# THE TASK:
Write out each record again exactly as it stands.

# MATERIAL SHOWN:

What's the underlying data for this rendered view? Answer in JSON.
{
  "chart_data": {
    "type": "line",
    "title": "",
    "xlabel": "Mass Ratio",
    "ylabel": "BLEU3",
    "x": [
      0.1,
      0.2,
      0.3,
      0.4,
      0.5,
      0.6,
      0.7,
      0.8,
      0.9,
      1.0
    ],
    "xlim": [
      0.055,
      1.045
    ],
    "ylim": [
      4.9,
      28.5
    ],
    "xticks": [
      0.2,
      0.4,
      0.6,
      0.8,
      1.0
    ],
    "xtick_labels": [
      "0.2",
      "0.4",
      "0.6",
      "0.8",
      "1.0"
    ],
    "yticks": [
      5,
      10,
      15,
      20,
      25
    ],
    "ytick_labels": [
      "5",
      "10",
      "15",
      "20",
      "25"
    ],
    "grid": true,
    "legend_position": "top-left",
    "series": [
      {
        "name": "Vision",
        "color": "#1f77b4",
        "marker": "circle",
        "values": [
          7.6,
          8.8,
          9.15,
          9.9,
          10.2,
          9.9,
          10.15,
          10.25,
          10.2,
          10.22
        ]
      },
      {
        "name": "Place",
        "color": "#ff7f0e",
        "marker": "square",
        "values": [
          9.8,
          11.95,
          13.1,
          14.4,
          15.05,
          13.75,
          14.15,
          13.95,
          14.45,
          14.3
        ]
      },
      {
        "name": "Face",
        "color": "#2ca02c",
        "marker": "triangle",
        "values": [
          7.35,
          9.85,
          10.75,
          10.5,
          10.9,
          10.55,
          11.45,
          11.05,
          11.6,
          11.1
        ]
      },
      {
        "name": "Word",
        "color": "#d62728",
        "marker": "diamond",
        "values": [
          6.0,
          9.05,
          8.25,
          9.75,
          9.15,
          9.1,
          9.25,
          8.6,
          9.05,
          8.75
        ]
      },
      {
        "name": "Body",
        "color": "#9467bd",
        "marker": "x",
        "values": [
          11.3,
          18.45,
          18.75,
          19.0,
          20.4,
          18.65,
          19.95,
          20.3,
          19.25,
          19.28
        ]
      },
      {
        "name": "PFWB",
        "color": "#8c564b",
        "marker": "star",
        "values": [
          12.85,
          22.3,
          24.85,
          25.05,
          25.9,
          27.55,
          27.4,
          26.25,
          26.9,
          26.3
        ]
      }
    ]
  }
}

# RESPONSE:
What's the underlying data for this rendered view? Answer in JSON.
{
  "chart_data": {
    "type": "line",
    "title": "",
    "xlabel": "Mass Ratio",
    "ylabel": "BLEU3",
    "x": [
      0.1,
      0.2,
      0.3,
      0.4,
      0.5,
      0.6,
      0.7,
      0.8,
      0.9,
      1.0
    ],
    "xlim": [
      0.055,
      1.045
    ],
    "ylim": [
      4.9,
      28.5
    ],
    "xticks": [
      0.2,
      0.4,
      0.6,
      0.8,
      1.0
    ],
    "xtick_labels": [
      "0.2",
      "0.4",
      "0.6",
      "0.8",
      "1.0"
    ],
    "yticks": [
      5,
      10,
      15,
      20,
      25
    ],
    "ytick_labels": [
      "5",
      "10",
      "15",
      "20",
      "25"
    ],
    "grid": true,
    "legend_position": "top-left",
    "series": [
      {
        "name": "Vision",
        "color": "#1f77b4",
        "marker": "circle",
        "values": [
          7.6,
          8.8,
          9.15,
          9.9,
          10.2,
          9.9,
          10.15,
          10.25,
          10.2,
          10.22
        ]
      },
      {
        "name": "Place",
        "color": "#ff7f0e",
        "marker": "square",
        "values": [
          9.8,
          11.95,
          13.1,
          14.4,
          15.05,
          13.75,
          14.15,
          13.95,
          14.45,
          14.3
        ]
      },
      {
        "name": "Face",
        "color": "#2ca02c",
        "marker": "triangle",
        "values": [
          7.35,
          9.85,
          10.75,
          10.5,
          10.9,
          10.55,
          11.45,
          11.05,
          11.6,
          11.1
        ]
      },
      {
        "name": "Word",
        "color": "#d62728",
        "marker": "diamond",
        "values": [
          6.0,
          9.05,
          8.25,
          9.75,
          9.15,
          9.1,
          9.25,
          8.6,
          9.05,
          8.75
        ]
      },
      {
        "name": "Body",
        "color": "#9467bd",
        "marker": "x",
        "values": [
          11.3,
          18.45,
          18.75,
          19.0,
          20.4,
          18.65,
          19.95,
          20.3,
          19.25,
          19.28
        ]
      },
      {
        "name": "PFWB",
        "color": "#8c564b",
        "marker": "star",
        "values": [
          12.85,
          22.3,
          24.85,
          25.05,
          25.9,
          27.55,
          27.4,
          26.25,
          26.9,
          26.3
        ]
      }
    ]
  }
}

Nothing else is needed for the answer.